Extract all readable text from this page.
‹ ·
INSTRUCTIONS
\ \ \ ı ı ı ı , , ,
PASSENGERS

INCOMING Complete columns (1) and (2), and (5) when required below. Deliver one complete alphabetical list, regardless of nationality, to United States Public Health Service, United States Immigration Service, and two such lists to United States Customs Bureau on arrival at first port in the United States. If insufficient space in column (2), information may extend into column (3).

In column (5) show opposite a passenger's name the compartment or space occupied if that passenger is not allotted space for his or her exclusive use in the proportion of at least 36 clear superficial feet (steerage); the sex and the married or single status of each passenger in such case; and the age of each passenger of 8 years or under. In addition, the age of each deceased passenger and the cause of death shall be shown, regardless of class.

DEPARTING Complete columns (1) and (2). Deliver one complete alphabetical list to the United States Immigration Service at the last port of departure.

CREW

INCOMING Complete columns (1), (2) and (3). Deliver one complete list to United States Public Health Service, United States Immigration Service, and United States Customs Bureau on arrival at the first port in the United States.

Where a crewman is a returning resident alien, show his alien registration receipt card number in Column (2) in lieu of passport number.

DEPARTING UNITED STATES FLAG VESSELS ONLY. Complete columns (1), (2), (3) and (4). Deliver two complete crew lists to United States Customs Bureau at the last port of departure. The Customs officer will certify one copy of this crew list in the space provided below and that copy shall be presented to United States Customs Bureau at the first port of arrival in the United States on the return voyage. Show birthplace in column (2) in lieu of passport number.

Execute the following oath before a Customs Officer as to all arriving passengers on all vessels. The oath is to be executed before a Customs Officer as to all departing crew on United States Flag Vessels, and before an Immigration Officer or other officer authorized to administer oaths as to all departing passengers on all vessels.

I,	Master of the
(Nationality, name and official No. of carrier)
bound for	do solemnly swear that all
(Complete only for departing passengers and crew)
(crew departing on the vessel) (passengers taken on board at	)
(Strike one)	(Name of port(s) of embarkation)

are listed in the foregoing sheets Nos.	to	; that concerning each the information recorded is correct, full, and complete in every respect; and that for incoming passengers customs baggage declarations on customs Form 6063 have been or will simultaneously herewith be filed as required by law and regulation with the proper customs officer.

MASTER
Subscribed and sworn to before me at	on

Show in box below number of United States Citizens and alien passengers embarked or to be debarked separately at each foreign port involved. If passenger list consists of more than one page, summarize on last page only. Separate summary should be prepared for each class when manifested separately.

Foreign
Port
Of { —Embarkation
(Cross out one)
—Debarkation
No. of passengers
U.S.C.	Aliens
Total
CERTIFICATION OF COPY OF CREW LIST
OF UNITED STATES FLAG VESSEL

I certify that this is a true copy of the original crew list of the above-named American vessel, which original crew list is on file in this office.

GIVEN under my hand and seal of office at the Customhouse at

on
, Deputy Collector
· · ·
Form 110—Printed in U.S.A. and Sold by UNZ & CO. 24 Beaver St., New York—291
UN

### Goal
Extract the complete set of records unchanged.

### Solution to the exercise
Extract all readable text from this page.
‹ ·
INSTRUCTIONS
\ \ \ ı ı ı ı , , ,
PASSENGERS

INCOMING Complete columns (1) and (2), and (5) when required below. Deliver one complete alphabetical list, regardless of nationality, to United States Public Health Service, United States Immigration Service, and two such lists to United States Customs Bureau on arrival at first port in the United States. If insufficient space in column (2), information may extend into column (3).

In column (5) show opposite a passenger's name the compartment or space occupied if that passenger is not allotted space for his or her exclusive use in the proportion of at least 36 clear superficial feet (steerage); the sex and the married or single status of each passenger in such case; and the age of each passenger of 8 years or under. In addition, the age of each deceased passenger and the cause of death shall be shown, regardless of class.

DEPARTING Complete columns (1) and (2). Deliver one complete alphabetical list to the United States Immigration Service at the last port of departure.

CREW

INCOMING Complete columns (1), (2) and (3). Deliver one complete list to United States Public Health Service, United States Immigration Service, and United States Customs Bureau on arrival at the first port in the United States.

Where a crewman is a returning resident alien, show his alien registration receipt card number in Column (2) in lieu of passport number.

DEPARTING UNITED STATES FLAG VESSELS ONLY. Complete columns (1), (2), (3) and (4). Deliver two complete crew lists to United States Customs Bureau at the last port of departure. The Customs officer will certify one copy of this crew list in the space provided below and that copy shall be presented to United States Customs Bureau at the first port of arrival in the United States on the return voyage. Show birthplace in column (2) in lieu of passport number.

Execute the following oath before a Customs Officer as to all arriving passengers on all vessels. The oath is to be executed before a Customs Officer as to all departing crew on United States Flag Vessels, and before an Immigration Officer or other officer authorized to administer oaths as to all departing passengers on all vessels.

I,	Master of the
(Nationality, name and official No. of carrier)
bound for	do solemnly swear that all
(Complete only for departing passengers and crew)
(crew departing on the vessel) (passengers taken on board at	)
(Strike one)	(Name of port(s) of embarkation)

are listed in the foregoing sheets Nos.	to	; that concerning each the information recorded is correct, full, and complete in every respect; and that for incoming passengers customs baggage declarations on customs Form 6063 have been or will simultaneously herewith be filed as required by law and regulation with the proper customs officer.

MASTER
Subscribed and sworn to before me at	on

Show in box below number of United States Citizens and alien passengers embarked or to be debarked separately at each foreign port involved. If passenger list consists of more than one page, summarize on last page only. Separate summary should be prepared for each class when manifested separately.

Foreign
Port
Of { —Embarkation
(Cross out one)
—Debarkation
No. of passengers
U.S.C.	Aliens
Total
CERTIFICATION OF COPY OF CREW LIST
OF UNITED STATES FLAG VESSEL

I certify that this is a true copy of the original crew list of the above-named American vessel, which original crew list is on file in this office.

GIVEN under my hand and seal of office at the Customhouse at

on
, Deputy Collector
· · ·
Form 110—Printed in U.S.A. and Sold by UNZ & CO. 24 Beaver St., New York—291
UN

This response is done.